EXERCISE DIRECTIONS
Copy out every line in the entries below that includes "SalarioLiquido".

SOURCE DATA

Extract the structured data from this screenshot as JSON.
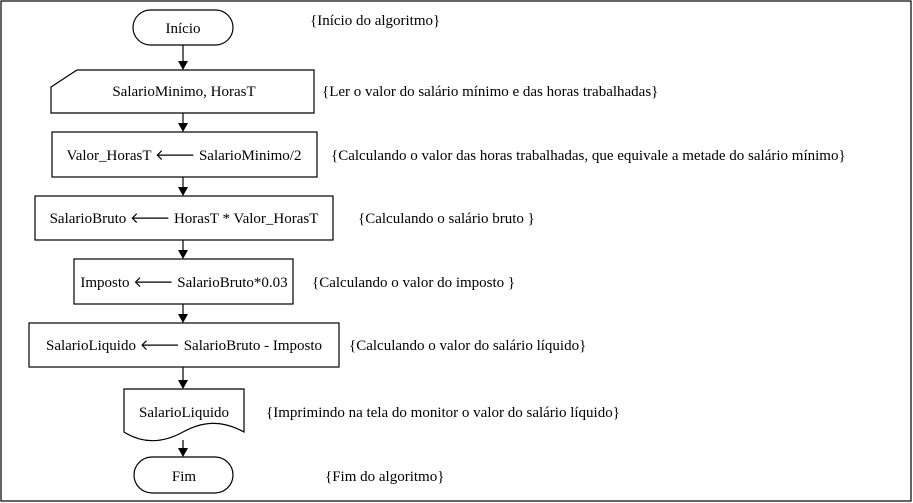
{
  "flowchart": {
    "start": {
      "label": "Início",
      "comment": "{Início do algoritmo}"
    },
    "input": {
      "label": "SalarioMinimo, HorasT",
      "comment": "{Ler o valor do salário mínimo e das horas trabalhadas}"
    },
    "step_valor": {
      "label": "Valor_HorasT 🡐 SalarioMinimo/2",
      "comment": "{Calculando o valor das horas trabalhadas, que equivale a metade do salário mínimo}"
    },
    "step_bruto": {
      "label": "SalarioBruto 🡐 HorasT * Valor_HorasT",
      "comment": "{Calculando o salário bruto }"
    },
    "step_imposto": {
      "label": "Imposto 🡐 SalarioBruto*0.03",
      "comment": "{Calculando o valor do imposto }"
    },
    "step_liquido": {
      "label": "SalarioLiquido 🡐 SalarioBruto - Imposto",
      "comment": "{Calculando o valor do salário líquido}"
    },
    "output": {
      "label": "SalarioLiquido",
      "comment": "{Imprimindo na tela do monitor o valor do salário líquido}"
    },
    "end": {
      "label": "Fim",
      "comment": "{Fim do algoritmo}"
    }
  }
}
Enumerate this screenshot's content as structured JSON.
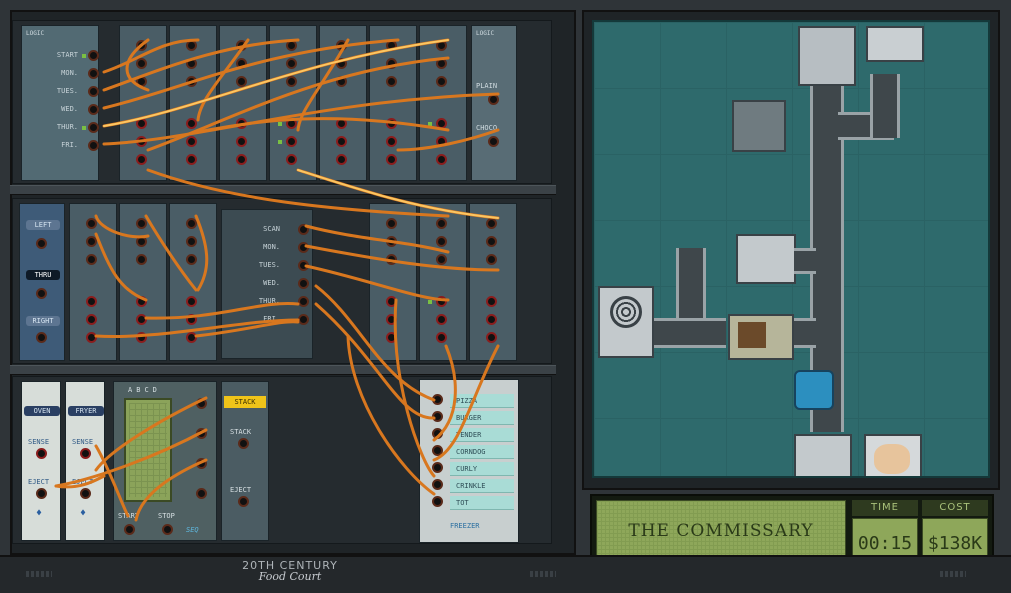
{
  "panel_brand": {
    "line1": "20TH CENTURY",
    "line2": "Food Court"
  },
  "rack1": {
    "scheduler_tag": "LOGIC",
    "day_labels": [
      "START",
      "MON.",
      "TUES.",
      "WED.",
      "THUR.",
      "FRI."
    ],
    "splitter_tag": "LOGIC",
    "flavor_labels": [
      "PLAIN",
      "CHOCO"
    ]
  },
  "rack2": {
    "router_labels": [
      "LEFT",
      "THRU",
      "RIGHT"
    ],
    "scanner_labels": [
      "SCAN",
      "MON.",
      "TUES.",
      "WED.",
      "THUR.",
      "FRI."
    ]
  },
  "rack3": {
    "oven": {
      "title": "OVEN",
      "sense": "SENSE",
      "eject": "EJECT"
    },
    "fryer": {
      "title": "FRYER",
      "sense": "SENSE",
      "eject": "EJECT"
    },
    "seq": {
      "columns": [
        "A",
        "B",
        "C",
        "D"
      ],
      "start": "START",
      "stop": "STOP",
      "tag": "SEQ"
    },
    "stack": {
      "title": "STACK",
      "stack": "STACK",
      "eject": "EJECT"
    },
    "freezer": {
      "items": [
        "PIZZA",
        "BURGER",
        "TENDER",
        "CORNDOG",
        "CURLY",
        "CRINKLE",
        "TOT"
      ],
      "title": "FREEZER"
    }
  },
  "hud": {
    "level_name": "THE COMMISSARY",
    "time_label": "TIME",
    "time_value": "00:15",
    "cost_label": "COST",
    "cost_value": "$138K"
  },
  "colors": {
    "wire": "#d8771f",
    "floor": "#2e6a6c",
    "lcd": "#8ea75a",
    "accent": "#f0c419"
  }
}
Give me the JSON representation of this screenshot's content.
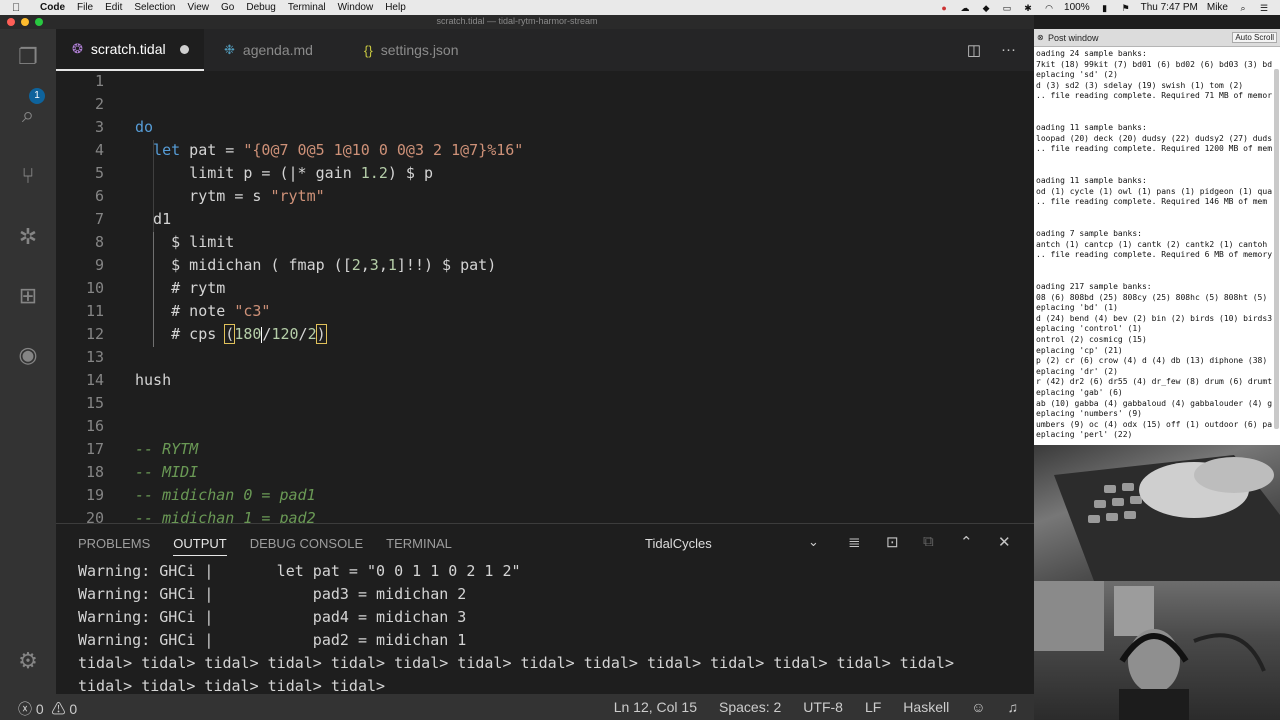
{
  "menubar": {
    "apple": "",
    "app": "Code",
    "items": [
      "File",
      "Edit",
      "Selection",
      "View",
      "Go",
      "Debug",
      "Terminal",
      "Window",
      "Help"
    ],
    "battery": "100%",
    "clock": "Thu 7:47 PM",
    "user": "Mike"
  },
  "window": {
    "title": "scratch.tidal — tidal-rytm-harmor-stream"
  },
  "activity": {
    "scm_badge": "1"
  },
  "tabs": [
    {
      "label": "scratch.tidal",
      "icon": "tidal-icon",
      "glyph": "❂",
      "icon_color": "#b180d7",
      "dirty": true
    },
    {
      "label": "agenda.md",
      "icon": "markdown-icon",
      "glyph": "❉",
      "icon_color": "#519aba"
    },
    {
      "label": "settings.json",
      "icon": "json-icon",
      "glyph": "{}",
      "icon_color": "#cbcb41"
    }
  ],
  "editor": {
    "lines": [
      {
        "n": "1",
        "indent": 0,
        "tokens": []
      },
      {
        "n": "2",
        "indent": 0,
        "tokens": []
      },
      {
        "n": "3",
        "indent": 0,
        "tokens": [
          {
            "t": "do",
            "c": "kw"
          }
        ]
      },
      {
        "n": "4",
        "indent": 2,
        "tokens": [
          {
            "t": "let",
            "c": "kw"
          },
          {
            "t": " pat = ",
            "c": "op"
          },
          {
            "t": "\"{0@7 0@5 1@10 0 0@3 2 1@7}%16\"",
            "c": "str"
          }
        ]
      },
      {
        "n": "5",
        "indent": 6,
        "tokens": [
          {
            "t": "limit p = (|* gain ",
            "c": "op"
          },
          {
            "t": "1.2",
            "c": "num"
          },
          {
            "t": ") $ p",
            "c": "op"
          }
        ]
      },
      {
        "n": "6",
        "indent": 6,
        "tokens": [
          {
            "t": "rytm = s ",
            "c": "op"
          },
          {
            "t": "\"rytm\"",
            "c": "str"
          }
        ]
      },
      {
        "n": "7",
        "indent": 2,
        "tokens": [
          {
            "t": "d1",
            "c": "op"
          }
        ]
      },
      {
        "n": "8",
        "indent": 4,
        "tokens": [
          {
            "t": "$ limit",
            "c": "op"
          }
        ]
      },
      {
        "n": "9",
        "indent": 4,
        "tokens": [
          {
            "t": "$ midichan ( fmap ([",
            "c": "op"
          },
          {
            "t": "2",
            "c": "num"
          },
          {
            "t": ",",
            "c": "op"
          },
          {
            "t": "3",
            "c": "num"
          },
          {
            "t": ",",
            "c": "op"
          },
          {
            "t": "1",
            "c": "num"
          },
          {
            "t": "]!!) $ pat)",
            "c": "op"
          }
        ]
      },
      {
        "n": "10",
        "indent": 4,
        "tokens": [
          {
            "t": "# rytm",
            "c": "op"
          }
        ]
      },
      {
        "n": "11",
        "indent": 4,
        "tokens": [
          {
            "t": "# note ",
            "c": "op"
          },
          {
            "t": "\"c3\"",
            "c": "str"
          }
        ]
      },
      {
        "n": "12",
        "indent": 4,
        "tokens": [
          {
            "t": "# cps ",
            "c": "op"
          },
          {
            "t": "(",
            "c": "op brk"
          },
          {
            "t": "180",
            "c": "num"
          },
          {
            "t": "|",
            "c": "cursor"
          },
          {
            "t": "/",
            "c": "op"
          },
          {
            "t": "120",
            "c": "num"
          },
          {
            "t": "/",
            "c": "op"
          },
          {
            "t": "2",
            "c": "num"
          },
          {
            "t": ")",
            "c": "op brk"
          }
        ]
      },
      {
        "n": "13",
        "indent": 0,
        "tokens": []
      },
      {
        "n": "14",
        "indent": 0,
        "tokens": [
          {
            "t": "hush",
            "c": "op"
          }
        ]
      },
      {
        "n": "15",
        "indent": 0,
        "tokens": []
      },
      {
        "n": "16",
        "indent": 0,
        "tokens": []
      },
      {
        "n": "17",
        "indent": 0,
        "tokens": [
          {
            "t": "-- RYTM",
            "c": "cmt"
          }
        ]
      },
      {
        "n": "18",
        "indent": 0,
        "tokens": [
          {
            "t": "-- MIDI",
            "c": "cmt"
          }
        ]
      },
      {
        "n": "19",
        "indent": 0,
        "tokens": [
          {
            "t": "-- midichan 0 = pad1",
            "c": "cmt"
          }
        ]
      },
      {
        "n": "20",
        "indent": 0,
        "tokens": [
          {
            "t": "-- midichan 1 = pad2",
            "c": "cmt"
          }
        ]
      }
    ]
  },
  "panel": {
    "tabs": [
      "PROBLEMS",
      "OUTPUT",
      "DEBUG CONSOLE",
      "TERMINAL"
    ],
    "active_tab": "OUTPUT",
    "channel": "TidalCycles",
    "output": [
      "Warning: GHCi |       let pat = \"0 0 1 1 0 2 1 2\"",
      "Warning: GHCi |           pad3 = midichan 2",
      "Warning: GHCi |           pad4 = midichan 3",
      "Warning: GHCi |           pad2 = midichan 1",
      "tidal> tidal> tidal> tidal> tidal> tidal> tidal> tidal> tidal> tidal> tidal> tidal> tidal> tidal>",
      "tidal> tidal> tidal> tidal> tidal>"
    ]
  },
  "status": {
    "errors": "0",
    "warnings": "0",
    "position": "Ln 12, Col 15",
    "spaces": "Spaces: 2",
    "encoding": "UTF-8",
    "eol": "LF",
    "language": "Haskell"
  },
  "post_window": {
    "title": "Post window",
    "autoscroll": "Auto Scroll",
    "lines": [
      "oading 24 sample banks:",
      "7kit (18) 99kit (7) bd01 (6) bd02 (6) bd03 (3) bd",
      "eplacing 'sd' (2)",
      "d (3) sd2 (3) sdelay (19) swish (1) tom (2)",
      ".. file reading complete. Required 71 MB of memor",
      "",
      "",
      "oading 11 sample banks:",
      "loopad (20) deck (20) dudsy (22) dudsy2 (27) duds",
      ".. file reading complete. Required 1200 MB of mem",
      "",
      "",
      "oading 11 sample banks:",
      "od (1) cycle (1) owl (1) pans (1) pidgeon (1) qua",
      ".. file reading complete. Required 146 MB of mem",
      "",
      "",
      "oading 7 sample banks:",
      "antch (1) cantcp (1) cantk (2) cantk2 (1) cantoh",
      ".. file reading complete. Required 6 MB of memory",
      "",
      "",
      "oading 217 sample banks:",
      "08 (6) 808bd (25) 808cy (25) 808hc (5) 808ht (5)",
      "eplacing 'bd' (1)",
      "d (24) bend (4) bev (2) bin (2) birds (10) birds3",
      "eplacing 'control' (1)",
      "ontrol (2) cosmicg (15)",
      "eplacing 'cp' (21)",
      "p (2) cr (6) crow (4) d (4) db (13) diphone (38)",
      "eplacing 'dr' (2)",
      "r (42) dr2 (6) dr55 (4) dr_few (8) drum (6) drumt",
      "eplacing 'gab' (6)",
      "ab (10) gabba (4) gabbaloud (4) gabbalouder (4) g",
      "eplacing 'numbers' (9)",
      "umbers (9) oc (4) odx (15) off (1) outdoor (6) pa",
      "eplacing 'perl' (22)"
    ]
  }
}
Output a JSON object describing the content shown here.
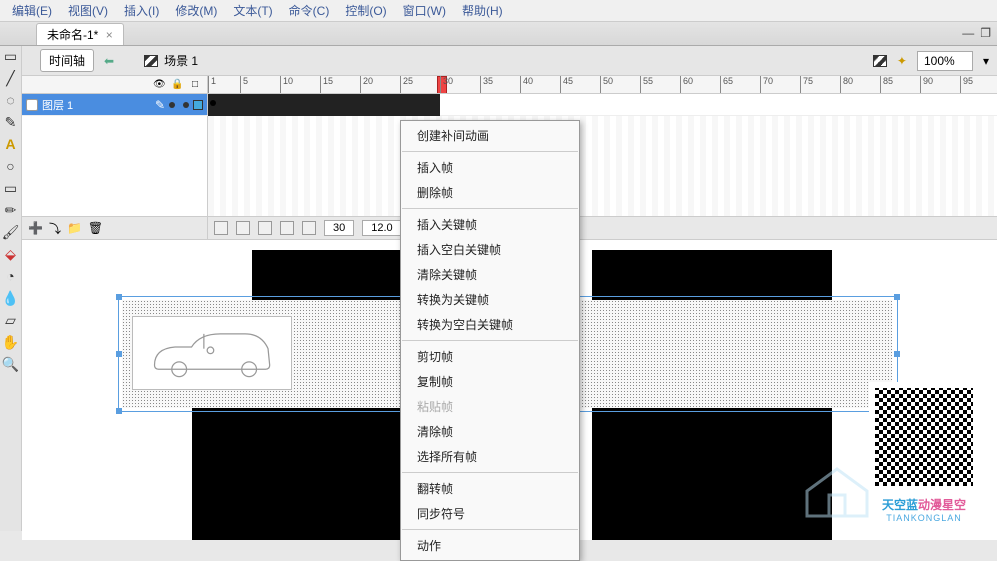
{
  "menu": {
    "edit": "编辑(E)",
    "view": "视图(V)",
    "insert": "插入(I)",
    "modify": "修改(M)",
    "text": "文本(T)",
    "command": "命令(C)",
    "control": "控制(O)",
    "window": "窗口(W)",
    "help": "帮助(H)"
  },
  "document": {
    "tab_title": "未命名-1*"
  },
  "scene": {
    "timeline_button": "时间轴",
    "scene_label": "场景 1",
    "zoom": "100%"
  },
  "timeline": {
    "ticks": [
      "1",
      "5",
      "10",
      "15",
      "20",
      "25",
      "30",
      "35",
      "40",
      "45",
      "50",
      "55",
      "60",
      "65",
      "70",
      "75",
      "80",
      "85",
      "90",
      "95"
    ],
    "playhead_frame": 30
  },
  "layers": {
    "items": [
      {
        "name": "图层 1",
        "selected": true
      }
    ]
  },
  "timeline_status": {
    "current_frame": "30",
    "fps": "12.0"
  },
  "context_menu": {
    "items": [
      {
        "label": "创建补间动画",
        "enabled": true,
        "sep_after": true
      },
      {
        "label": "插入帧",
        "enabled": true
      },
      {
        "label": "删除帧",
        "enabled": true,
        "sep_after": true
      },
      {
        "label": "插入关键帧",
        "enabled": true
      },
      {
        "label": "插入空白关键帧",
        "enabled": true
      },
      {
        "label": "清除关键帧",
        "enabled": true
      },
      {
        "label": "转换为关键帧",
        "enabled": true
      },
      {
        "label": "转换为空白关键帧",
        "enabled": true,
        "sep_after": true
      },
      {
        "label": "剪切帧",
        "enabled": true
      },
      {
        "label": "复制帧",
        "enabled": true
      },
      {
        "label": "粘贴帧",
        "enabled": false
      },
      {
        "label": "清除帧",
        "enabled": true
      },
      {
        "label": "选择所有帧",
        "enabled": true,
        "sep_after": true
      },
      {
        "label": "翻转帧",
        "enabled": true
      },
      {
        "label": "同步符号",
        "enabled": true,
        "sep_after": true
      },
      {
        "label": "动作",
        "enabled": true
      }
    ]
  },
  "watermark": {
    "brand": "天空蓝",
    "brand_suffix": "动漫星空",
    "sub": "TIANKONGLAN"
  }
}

CORRECT OUTPUT
      "label": "SalarioLiquido 🡐 SalarioBruto - Imposto",
      "label": "SalarioLiquido",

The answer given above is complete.